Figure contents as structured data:

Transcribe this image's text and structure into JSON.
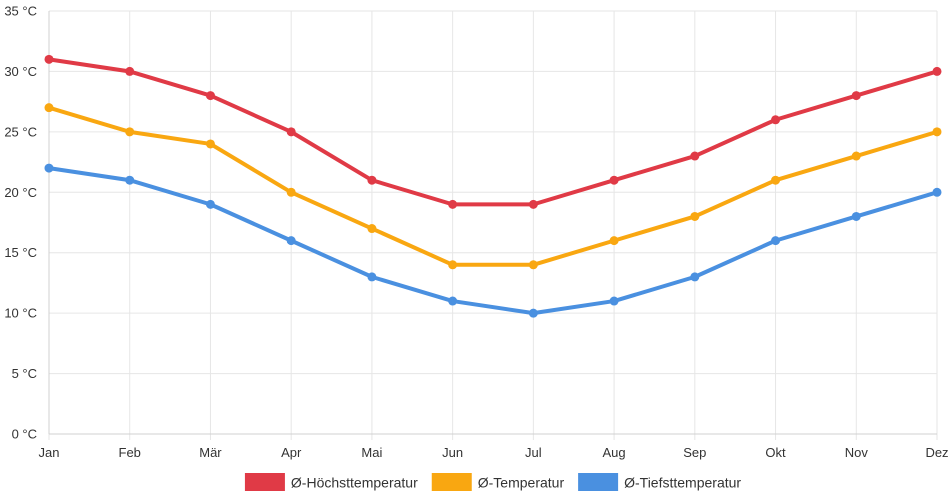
{
  "chart_data": {
    "type": "line",
    "title": "",
    "xlabel": "",
    "ylabel": "",
    "categories": [
      "Jan",
      "Feb",
      "Mär",
      "Apr",
      "Mai",
      "Jun",
      "Jul",
      "Aug",
      "Sep",
      "Okt",
      "Nov",
      "Dez"
    ],
    "ylim": [
      0,
      35
    ],
    "yticks": [
      0,
      5,
      10,
      15,
      20,
      25,
      30,
      35
    ],
    "y_unit": " °C",
    "grid": true,
    "legend_position": "bottom-center",
    "series": [
      {
        "name": "Ø-Höchsttemperatur",
        "color": "#e03a46",
        "values": [
          31,
          30,
          28,
          25,
          21,
          19,
          19,
          21,
          23,
          26,
          28,
          30
        ]
      },
      {
        "name": "Ø-Temperatur",
        "color": "#f9a711",
        "values": [
          27,
          25,
          24,
          20,
          17,
          14,
          14,
          16,
          18,
          21,
          23,
          25
        ]
      },
      {
        "name": "Ø-Tiefsttemperatur",
        "color": "#4a90e0",
        "values": [
          22,
          21,
          19,
          16,
          13,
          11,
          10,
          11,
          13,
          16,
          18,
          20
        ]
      }
    ]
  }
}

§ **Instruction**:
Check every line of the listing for the string "color" and report how many lines have it, as a number alone.

§ **Solution below**:
3